What to produce ::
Find every line below that contains the word "spectral" and copy each of those lines out.

Records from a collection:
'''

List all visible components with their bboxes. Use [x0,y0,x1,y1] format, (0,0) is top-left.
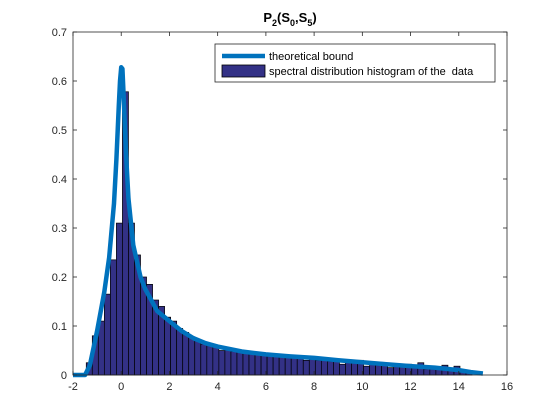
y-tick-label: 0 [61,370,67,382]
x-tick-label: -2 [68,381,78,393]
x-tick-label: 0 [118,381,124,393]
histogram-bar [170,320,178,376]
y-tick-label: 0.6 [52,76,67,88]
histogram-bar [320,359,328,376]
histogram-bar [176,328,184,376]
histogram-bar [266,355,274,376]
histogram-bar [290,357,298,376]
histogram-bar [393,365,401,376]
title-open: (S [277,10,290,25]
legend-label-bound: theoretical bound [269,51,353,63]
x-tick-label: 10 [356,381,368,393]
y-tick-label: 0.2 [52,272,67,284]
histogram-bar [248,353,256,376]
histogram-bar [103,293,111,376]
histogram-bar [224,349,232,376]
histogram-bar [327,360,334,376]
title-close: ) [312,10,316,25]
y-axis-ticks: 0 0.1 0.2 0.3 0.4 0.5 0.6 0.7 [52,27,507,382]
theoretical-bound-curve [73,65,484,378]
x-tick-label: 16 [501,381,513,393]
histogram-bar [351,362,358,376]
title-subscript-1: 2 [272,18,277,28]
histogram-bar [188,336,196,376]
title-main: P [263,10,272,25]
histogram-bar [296,357,304,376]
histogram-bar [206,345,214,376]
histogram-bar [423,368,431,376]
histogram-bar [236,351,244,376]
x-tick-label: 2 [166,381,172,393]
histogram-bar [314,359,322,376]
x-tick-label: 6 [263,381,269,393]
histogram-bar [254,354,262,376]
histogram-bar [363,365,370,376]
histogram-bar [333,360,340,376]
histogram-bar [212,346,220,376]
histogram-bar [182,332,190,376]
histogram-bar [387,367,395,376]
title-mid: ,S [295,10,308,25]
legend: theoretical bound spectral distribution … [214,43,496,83]
histogram-bar [164,316,171,376]
histogram-bar [339,363,346,376]
legend-bar-swatch [221,64,266,78]
y-tick-label: 0.1 [52,321,67,333]
histogram-bar [284,355,292,376]
histogram-bar [242,352,250,376]
x-axis-ticks: -2 0 2 4 6 8 10 12 14 16 [68,32,513,393]
y-tick-label: 0.4 [52,174,67,186]
histogram-bar [429,368,437,376]
legend-label-histogram: spectral distribution histogram of the d… [269,66,474,78]
histogram-bar [375,364,382,376]
chart-title: P2(S0,S5) [263,10,316,28]
title-subscript-2: 0 [290,18,295,28]
histogram-bar [230,351,238,376]
title-subscript-3: 5 [307,18,312,28]
histogram-bar [278,355,286,376]
axes-box [72,31,508,376]
histogram-bar [194,340,202,376]
histogram-bar [218,350,226,376]
y-tick-label: 0.3 [52,223,67,235]
histogram-bar [116,222,123,376]
histogram-bar [302,359,310,376]
x-tick-label: 14 [453,381,465,393]
histogram-bar [200,343,208,376]
y-tick-label: 0.5 [52,125,67,137]
x-tick-label: 12 [404,381,416,393]
x-tick-label: 4 [215,381,221,393]
x-tick-label: 8 [311,381,317,393]
histogram-bar [110,259,117,376]
y-tick-label: 0.7 [52,27,67,39]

'''

Output ::
legend: theoretical bound spectral distribution … [214,43,496,83]
legend-label-histogram: spectral distribution histogram of the d… [269,66,474,78]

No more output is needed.